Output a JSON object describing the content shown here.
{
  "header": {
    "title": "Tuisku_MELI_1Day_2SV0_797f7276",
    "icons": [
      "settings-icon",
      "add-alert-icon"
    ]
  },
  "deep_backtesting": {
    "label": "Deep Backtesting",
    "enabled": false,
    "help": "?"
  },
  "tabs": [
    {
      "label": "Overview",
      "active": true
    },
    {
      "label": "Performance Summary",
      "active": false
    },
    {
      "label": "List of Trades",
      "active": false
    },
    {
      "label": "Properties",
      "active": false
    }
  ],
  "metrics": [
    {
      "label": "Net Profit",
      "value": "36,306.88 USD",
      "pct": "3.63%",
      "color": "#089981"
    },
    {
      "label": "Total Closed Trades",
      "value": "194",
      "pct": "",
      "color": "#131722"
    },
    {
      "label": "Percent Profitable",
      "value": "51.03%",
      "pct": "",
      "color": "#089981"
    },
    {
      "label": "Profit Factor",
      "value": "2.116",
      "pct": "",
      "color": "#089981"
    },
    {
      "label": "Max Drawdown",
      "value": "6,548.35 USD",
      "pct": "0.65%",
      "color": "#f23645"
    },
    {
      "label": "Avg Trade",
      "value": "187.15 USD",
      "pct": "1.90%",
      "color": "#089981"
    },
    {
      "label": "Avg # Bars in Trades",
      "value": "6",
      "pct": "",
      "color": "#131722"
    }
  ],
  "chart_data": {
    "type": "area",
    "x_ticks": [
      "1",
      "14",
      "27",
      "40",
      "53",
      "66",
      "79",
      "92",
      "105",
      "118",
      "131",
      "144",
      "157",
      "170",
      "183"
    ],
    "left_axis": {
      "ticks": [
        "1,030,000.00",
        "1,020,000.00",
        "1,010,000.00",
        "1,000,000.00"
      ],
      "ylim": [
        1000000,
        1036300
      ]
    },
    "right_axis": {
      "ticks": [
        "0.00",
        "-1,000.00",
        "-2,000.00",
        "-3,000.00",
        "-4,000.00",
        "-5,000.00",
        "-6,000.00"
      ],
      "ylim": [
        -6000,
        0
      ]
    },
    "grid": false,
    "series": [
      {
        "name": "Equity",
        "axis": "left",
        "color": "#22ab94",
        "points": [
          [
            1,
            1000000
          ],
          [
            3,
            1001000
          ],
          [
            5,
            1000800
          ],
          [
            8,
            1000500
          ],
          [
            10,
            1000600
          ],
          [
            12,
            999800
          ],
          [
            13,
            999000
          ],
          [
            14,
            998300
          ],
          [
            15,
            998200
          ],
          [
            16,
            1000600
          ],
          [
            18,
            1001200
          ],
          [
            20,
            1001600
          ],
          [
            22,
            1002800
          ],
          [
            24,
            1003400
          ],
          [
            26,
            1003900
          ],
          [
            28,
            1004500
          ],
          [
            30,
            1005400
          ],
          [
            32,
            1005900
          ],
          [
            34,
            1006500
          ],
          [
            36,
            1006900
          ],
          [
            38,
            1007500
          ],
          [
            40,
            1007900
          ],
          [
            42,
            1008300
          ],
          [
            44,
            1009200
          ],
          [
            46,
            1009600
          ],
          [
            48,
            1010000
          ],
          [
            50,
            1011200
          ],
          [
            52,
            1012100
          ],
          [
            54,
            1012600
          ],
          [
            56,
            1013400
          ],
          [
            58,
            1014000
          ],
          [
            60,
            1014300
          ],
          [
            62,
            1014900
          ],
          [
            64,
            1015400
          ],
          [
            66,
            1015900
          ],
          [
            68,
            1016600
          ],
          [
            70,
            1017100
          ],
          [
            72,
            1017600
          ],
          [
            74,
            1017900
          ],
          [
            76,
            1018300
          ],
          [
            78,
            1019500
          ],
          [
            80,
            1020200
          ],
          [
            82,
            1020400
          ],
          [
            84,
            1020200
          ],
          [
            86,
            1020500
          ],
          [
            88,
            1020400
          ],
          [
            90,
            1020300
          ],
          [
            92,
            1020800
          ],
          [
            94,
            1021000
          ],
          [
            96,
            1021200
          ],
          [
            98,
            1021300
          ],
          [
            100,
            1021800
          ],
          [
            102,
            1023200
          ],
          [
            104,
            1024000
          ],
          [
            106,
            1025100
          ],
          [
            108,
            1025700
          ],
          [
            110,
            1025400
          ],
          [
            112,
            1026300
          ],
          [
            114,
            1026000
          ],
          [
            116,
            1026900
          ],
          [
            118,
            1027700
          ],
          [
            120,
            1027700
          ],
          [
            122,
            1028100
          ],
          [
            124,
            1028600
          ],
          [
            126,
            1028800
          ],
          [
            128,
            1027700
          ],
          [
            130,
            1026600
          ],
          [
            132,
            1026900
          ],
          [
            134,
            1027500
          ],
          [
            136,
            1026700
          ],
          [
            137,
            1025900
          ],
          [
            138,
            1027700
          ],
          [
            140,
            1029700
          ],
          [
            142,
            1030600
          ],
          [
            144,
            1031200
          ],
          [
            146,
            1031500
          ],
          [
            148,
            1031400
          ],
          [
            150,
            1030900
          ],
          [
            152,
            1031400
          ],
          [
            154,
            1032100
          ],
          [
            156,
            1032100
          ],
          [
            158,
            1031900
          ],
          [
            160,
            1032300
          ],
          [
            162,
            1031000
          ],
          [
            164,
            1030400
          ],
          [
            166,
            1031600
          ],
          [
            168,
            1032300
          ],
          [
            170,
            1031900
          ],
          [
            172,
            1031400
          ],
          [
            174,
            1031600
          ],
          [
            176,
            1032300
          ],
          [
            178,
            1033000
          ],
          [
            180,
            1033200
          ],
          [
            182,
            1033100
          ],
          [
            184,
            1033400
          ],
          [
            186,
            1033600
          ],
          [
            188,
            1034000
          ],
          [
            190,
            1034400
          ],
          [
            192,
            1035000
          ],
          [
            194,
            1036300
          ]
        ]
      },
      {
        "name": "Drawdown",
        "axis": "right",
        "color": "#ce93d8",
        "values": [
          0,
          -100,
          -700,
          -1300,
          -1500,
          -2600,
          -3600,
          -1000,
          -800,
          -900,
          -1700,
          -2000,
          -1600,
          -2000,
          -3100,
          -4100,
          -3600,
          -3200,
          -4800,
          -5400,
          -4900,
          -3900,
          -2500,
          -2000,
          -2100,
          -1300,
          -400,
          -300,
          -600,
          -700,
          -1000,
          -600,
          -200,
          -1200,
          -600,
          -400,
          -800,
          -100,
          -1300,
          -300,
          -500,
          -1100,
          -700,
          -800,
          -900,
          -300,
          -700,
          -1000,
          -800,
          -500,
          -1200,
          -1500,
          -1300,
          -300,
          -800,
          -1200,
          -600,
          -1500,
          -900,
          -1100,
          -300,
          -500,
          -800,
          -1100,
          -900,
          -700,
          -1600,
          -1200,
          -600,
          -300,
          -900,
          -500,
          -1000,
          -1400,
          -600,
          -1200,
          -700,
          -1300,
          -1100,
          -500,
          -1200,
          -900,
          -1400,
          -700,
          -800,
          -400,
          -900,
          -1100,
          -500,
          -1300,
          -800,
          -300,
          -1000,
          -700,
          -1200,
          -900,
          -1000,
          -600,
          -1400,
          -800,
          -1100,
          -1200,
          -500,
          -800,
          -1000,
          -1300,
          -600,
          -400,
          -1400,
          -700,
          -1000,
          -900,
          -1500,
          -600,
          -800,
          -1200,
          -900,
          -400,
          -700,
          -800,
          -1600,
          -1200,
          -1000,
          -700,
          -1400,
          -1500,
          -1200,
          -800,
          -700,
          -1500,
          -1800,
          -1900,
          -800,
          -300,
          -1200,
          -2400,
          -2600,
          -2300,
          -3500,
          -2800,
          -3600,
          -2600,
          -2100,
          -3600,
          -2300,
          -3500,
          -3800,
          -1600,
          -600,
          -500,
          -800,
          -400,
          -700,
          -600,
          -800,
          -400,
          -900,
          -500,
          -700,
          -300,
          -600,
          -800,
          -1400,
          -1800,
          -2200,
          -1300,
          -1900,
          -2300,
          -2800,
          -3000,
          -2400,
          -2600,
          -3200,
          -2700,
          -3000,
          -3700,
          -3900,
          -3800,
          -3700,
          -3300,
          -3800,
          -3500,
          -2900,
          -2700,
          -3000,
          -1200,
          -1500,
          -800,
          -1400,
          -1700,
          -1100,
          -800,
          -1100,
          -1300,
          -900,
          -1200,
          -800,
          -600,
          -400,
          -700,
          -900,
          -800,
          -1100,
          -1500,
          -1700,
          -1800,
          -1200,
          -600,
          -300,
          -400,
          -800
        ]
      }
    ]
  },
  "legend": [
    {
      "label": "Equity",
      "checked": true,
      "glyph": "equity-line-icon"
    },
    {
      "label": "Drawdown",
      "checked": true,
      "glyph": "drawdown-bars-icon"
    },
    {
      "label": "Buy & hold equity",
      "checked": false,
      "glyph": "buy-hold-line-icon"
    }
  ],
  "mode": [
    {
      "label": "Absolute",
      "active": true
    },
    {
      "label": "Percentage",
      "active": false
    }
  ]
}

Given problem -> Pick out each line above that includes "hold" and show it.

Solved problem ->
      "label": "Buy & hold equity",
      "glyph": "buy-hold-line-icon"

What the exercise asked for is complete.